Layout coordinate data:

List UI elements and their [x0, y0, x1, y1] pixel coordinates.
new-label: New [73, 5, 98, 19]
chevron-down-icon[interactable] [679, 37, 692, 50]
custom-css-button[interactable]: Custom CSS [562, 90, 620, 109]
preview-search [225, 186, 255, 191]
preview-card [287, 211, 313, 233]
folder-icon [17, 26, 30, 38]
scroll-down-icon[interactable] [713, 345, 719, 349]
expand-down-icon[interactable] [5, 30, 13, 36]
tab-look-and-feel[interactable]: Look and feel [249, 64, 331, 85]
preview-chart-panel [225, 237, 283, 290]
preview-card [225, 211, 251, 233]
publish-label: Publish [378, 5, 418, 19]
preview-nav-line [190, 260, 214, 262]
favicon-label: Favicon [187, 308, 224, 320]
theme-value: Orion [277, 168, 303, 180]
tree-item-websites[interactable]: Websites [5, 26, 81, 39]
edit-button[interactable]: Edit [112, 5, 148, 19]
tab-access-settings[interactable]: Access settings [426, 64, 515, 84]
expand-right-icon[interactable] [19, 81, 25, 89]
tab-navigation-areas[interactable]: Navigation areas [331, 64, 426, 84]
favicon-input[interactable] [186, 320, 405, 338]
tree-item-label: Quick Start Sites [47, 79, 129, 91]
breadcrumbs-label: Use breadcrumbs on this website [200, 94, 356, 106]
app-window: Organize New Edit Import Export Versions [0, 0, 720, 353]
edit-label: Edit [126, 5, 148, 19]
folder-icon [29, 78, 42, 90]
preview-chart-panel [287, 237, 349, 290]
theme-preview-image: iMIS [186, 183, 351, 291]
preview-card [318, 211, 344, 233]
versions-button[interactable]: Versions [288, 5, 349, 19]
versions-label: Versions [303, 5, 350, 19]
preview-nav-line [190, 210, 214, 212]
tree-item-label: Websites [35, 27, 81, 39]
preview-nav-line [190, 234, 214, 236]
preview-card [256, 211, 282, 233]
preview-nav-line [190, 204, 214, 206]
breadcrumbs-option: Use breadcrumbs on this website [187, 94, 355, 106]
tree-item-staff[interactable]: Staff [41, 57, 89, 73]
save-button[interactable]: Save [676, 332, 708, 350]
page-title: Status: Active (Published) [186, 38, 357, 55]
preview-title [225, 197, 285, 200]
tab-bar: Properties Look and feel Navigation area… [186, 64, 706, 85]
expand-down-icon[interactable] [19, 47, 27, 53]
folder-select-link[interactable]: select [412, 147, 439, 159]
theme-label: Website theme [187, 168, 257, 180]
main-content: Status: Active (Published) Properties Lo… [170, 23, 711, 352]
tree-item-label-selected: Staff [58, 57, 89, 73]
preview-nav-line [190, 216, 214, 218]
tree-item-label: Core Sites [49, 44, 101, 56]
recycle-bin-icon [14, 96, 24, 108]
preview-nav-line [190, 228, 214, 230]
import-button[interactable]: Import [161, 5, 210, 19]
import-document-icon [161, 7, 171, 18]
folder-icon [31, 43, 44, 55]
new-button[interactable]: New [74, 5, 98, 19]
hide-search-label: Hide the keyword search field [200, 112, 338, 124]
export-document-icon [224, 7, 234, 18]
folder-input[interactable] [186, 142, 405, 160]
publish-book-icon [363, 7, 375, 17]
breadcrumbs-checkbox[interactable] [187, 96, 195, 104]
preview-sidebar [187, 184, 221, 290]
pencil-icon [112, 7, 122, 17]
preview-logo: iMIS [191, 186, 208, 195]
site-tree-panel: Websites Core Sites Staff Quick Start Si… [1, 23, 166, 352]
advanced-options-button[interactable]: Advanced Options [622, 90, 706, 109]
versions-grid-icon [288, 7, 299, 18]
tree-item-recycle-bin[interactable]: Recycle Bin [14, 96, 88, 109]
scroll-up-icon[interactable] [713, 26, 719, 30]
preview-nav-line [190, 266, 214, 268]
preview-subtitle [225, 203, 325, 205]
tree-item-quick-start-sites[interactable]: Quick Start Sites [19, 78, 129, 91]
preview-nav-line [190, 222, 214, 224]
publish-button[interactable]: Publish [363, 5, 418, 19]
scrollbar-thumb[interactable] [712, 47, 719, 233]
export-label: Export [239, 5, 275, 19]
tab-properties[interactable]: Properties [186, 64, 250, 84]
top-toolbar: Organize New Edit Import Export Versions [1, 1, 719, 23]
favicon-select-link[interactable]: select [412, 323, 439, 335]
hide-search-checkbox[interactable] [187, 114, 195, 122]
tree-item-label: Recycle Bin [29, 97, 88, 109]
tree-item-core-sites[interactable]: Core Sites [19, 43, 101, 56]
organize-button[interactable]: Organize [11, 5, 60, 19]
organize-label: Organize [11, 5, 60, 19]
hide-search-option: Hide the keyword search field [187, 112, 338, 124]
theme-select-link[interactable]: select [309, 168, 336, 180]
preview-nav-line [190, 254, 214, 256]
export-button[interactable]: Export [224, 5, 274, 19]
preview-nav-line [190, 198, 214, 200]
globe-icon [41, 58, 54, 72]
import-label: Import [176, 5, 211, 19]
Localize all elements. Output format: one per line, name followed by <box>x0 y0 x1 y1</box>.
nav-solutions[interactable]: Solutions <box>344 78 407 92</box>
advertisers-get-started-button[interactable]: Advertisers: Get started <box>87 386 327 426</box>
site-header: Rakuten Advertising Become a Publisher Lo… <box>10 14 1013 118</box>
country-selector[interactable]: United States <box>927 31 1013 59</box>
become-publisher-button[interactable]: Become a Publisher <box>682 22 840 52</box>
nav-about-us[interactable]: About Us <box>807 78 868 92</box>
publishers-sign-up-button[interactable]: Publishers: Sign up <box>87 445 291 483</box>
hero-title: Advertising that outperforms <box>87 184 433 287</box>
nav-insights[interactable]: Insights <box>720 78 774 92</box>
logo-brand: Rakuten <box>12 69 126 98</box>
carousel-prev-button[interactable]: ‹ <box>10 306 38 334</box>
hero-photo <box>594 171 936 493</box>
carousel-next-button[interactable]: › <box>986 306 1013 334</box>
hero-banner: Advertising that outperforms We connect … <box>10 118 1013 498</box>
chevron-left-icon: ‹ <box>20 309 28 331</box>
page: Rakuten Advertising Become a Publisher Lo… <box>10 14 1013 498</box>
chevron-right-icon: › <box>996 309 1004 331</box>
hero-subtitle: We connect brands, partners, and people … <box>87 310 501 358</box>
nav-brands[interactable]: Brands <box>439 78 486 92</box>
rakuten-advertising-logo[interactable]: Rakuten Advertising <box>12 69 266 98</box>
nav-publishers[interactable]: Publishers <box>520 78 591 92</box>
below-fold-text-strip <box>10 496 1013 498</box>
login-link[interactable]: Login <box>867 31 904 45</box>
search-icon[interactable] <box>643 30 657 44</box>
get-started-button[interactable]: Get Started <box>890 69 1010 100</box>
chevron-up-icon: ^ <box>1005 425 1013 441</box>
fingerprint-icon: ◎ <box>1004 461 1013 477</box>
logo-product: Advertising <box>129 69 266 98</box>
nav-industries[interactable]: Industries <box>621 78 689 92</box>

** Exercise **
Copy out the items word for word, from the first line through the line with "theme-value: Orion [277, 168, 303, 180]".

** Completed task **
List UI elements and their [x0, y0, x1, y1] pixel coordinates.
new-label: New [73, 5, 98, 19]
chevron-down-icon[interactable] [679, 37, 692, 50]
custom-css-button[interactable]: Custom CSS [562, 90, 620, 109]
preview-search [225, 186, 255, 191]
preview-card [287, 211, 313, 233]
folder-icon [17, 26, 30, 38]
scroll-down-icon[interactable] [713, 345, 719, 349]
expand-down-icon[interactable] [5, 30, 13, 36]
tab-look-and-feel[interactable]: Look and feel [249, 64, 331, 85]
preview-chart-panel [225, 237, 283, 290]
preview-card [225, 211, 251, 233]
publish-label: Publish [378, 5, 418, 19]
preview-nav-line [190, 260, 214, 262]
favicon-label: Favicon [187, 308, 224, 320]
theme-value: Orion [277, 168, 303, 180]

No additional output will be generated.